== PROVIDED RECORDS ==

+ + + + +

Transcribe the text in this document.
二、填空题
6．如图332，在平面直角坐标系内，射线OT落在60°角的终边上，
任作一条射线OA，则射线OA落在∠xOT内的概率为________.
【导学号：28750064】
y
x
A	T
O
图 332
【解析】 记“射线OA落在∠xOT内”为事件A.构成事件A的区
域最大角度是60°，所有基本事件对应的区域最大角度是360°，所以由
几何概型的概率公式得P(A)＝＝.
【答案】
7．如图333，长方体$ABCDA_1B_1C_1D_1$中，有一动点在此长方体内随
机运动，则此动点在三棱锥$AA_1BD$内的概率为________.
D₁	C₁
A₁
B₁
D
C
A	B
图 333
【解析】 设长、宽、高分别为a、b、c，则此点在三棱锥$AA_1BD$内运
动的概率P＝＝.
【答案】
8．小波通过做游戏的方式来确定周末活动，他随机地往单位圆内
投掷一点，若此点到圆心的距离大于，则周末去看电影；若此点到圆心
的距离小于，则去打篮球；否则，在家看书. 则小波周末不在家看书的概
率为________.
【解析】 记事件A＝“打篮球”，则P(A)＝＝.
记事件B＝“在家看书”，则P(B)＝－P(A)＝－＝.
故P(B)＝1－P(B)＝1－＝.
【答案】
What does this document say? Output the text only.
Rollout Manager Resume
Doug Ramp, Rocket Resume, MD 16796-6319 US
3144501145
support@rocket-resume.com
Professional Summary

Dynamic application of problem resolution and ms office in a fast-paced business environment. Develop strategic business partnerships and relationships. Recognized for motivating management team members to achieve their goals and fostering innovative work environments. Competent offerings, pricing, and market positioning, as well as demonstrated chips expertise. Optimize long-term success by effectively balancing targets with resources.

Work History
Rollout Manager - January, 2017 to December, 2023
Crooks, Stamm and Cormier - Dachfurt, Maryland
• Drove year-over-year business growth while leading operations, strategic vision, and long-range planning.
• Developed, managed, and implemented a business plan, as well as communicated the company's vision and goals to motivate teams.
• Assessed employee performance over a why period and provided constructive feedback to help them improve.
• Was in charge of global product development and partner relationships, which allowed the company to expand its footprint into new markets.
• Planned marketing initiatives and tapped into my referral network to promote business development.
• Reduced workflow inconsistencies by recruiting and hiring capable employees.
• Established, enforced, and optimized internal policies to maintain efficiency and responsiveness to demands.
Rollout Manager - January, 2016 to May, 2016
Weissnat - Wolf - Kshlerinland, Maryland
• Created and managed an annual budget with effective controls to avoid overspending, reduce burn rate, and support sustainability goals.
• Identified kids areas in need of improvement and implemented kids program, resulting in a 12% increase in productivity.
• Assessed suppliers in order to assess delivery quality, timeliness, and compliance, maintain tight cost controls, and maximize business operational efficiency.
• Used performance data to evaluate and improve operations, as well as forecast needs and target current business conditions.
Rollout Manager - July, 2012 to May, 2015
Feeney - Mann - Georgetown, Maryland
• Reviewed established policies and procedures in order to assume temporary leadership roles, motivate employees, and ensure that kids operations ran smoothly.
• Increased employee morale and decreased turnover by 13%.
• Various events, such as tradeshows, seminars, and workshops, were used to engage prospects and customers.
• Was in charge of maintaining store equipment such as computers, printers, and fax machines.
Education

+ + + + +

== STATED TASK ==
In the lines above, find each one with "Rollout" and list it.

== RIGHT ANSWER ==
Rollout Manager Resume
Rollout Manager - January, 2017 to December, 2023
Rollout Manager - January, 2016 to May, 2016
Rollout Manager - July, 2012 to May, 2015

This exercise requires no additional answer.